> Records to process:

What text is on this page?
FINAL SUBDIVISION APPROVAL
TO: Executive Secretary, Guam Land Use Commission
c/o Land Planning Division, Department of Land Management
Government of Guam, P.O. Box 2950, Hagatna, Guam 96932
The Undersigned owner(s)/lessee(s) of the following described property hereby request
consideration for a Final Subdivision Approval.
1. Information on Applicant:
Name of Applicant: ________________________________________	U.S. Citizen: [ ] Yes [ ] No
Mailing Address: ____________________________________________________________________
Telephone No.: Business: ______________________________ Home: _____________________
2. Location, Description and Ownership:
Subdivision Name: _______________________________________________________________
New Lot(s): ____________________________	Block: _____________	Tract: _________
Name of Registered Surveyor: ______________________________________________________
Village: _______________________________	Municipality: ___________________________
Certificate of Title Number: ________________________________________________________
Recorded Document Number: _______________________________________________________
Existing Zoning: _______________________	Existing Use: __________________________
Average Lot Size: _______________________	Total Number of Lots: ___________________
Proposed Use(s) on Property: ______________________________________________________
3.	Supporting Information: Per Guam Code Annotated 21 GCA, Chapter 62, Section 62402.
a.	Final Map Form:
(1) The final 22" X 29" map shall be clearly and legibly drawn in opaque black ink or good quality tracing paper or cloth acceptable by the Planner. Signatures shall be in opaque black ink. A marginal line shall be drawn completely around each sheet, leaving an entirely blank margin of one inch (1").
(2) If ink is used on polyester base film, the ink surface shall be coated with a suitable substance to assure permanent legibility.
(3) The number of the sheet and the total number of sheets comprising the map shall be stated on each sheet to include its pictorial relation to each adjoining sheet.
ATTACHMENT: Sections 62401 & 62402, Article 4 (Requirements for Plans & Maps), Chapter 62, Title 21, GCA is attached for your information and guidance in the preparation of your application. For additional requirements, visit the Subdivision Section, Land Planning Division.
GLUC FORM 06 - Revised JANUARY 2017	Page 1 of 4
---
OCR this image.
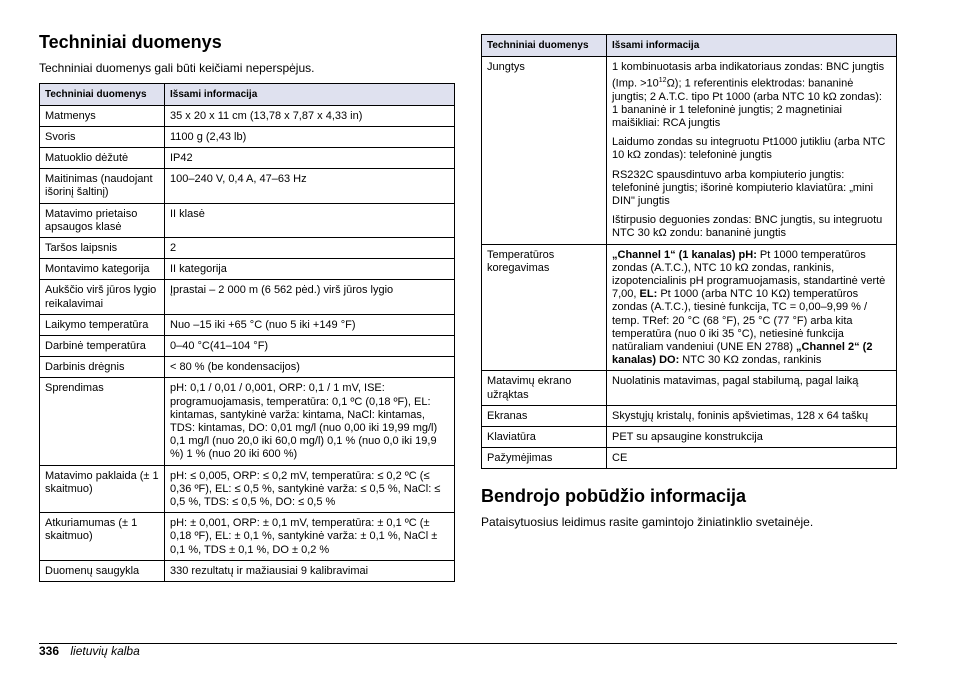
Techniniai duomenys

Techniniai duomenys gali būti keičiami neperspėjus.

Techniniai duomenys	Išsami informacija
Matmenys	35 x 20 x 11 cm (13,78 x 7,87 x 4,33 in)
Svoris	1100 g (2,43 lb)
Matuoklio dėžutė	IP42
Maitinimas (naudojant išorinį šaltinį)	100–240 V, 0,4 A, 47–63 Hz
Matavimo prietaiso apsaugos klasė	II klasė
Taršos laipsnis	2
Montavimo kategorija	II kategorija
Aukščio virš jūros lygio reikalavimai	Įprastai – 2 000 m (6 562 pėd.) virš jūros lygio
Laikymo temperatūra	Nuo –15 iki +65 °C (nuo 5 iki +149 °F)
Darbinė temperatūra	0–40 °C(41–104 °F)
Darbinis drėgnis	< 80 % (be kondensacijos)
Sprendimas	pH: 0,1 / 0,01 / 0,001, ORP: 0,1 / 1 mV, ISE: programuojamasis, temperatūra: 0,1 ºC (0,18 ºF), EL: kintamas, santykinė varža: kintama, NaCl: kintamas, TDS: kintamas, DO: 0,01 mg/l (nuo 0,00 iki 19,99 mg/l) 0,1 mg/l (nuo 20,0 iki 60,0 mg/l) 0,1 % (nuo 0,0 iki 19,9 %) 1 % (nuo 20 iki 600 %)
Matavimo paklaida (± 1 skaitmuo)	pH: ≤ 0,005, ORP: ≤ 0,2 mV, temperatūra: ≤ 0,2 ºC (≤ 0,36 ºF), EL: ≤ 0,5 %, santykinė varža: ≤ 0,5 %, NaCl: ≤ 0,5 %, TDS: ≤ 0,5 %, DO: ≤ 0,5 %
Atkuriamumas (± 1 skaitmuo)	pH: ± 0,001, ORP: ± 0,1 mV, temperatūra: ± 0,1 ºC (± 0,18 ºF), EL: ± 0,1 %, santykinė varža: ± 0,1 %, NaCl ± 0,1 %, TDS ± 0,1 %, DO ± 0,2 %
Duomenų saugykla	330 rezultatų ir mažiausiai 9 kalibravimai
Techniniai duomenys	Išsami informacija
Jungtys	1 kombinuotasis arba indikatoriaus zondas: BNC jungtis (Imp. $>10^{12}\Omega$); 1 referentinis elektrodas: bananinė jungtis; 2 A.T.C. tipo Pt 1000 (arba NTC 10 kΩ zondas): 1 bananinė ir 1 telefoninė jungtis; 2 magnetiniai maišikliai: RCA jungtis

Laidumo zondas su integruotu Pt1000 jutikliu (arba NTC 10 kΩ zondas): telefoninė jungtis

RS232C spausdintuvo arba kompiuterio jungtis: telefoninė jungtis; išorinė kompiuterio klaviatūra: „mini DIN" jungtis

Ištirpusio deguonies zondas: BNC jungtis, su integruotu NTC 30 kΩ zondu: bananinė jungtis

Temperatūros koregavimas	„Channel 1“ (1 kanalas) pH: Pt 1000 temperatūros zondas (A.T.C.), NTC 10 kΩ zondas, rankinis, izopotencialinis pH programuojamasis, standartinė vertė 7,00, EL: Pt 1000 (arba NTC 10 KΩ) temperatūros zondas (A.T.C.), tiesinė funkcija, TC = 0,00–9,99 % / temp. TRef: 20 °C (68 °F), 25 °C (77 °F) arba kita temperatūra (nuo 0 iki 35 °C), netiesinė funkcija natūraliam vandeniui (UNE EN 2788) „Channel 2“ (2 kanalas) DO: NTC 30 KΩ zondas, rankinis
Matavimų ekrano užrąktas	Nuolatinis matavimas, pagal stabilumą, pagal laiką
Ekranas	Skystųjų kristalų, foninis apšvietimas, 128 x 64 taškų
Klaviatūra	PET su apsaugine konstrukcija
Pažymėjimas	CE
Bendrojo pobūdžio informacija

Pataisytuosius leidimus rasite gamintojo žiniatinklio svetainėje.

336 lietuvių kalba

> Brief:
Look through the data and show every line containing "Applicant".

> Complete response:
1. Information on Applicant:
Name of Applicant: ________________________________________	U.S. Citizen: [ ] Yes [ ] No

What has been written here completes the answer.